Requirement.
Isolate every line in the records below with "fuqi" in it.

Dataset extract.

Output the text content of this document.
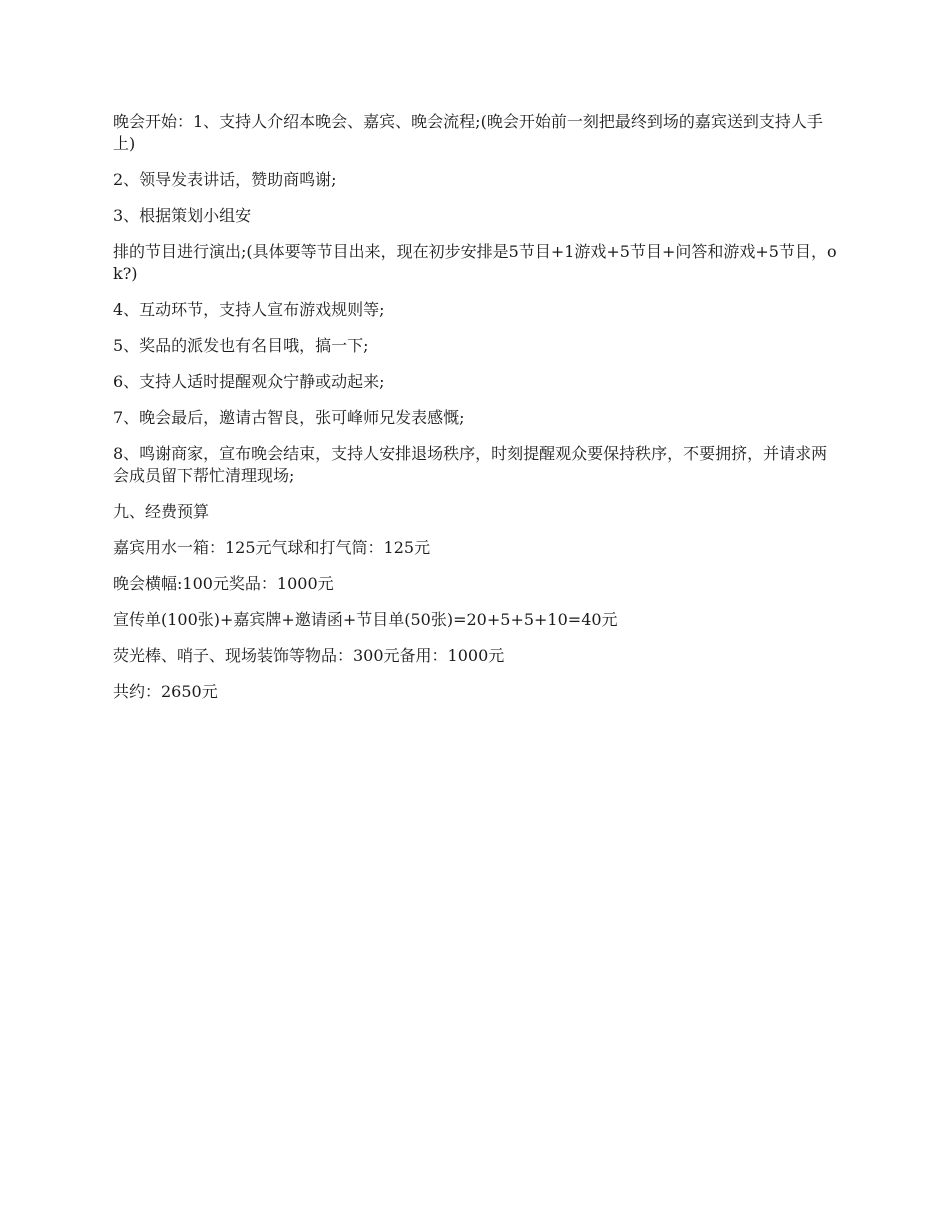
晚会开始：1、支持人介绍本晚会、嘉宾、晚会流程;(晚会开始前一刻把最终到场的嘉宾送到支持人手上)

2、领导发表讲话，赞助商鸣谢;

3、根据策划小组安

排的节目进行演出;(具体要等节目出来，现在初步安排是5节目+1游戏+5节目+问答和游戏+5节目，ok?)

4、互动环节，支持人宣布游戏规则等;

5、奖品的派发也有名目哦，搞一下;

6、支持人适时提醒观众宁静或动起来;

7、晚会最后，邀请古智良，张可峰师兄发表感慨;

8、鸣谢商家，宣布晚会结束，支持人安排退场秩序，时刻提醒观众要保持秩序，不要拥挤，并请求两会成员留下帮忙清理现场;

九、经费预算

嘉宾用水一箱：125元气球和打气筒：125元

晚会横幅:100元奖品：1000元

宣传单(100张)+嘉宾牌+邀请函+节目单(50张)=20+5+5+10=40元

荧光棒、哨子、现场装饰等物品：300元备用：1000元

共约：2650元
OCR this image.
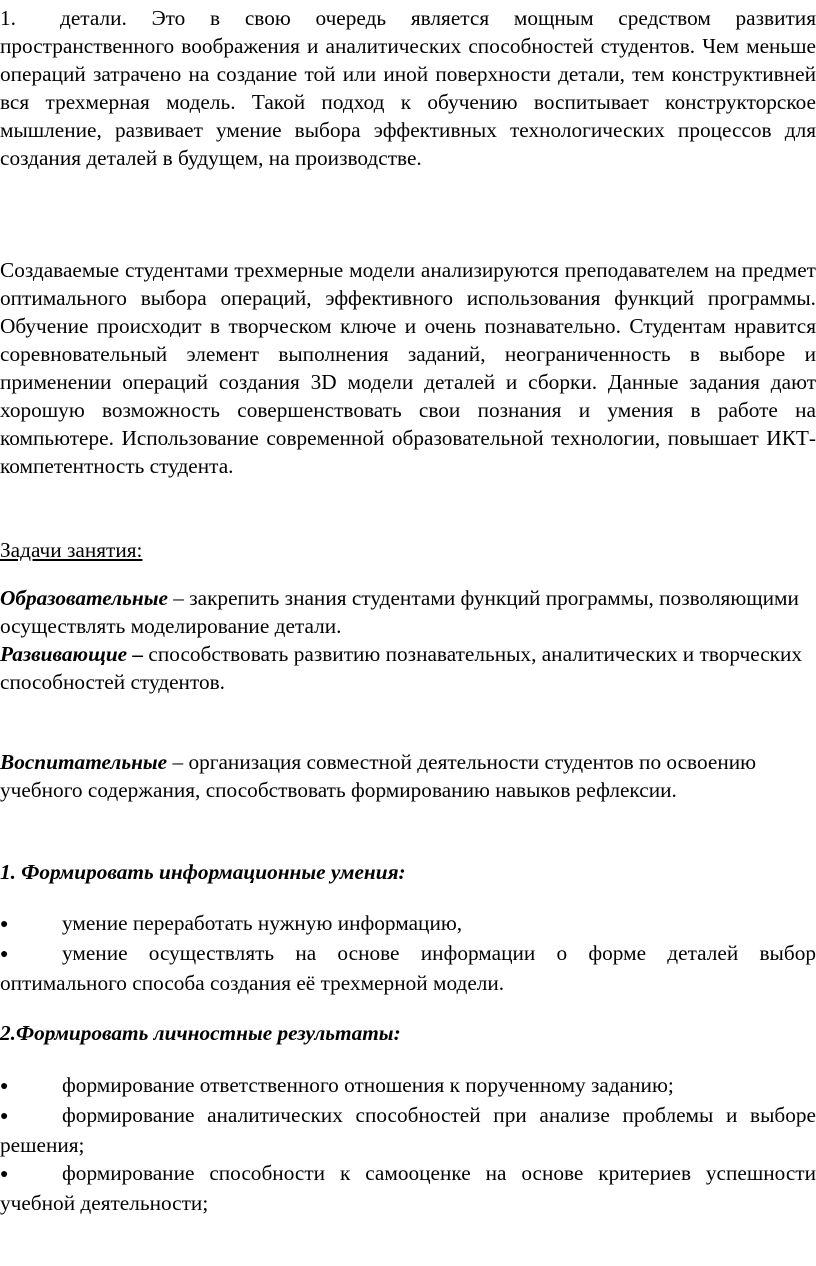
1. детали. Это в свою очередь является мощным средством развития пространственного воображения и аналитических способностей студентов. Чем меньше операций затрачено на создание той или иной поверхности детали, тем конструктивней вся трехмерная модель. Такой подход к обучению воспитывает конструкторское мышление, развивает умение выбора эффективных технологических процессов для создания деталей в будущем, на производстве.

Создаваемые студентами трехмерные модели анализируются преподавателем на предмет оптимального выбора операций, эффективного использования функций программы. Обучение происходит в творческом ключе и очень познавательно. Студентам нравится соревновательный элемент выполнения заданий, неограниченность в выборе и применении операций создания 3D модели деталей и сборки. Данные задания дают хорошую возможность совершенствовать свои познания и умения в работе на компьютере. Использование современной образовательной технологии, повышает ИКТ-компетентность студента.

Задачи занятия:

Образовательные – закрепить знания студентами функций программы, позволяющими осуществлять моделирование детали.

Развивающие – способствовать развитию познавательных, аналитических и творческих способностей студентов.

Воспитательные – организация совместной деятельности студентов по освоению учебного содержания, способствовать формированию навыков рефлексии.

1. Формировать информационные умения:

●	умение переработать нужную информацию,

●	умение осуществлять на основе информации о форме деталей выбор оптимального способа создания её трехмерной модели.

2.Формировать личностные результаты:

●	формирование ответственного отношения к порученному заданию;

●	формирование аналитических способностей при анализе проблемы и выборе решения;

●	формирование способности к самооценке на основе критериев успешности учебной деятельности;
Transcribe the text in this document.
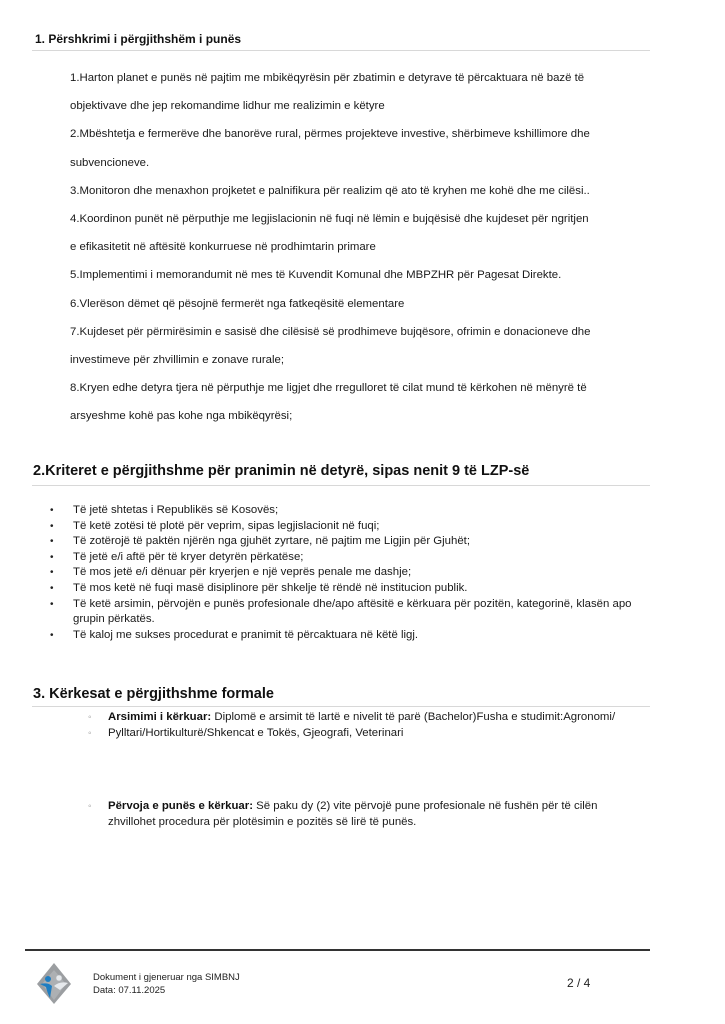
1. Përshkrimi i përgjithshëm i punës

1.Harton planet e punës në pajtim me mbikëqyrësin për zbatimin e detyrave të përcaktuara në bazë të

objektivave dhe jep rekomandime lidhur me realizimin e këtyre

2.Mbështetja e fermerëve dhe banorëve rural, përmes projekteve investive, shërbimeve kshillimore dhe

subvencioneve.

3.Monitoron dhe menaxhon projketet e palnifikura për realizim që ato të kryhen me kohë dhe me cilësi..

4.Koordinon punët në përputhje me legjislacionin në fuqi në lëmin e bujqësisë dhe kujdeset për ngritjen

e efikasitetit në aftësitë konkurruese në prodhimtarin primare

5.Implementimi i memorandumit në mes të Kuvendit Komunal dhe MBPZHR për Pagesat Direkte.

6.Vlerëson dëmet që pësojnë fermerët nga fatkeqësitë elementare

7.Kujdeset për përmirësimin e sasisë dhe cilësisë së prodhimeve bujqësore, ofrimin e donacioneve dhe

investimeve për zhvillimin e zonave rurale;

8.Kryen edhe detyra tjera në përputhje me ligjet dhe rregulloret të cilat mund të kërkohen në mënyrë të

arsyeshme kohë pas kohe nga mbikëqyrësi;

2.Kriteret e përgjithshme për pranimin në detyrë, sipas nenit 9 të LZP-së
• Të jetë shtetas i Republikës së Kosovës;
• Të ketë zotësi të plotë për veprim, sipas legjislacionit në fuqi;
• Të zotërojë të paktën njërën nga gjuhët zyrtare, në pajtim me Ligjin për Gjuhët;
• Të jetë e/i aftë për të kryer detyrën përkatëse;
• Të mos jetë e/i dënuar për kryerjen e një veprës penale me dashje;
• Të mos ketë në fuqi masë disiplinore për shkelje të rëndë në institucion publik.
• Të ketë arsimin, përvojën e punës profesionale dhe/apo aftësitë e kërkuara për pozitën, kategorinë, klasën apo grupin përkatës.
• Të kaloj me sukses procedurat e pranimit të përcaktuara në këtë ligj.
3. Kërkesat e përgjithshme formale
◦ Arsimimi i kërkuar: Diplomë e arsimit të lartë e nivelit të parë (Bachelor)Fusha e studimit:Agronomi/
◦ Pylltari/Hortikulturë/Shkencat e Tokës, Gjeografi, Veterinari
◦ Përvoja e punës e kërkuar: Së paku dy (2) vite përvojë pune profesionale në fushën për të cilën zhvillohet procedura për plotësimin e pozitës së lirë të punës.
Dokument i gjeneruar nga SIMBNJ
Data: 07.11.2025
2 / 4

Answer for the task.
4.Koordinon punët në përputhje me legjislacionin në fuqi në lëmin e bujqësisë dhe kujdeset për ngritjen
• Të ketë zotësi të plotë për veprim, sipas legjislacionit në fuqi;
• Të mos ketë në fuqi masë disiplinore për shkelje të rëndë në institucion publik.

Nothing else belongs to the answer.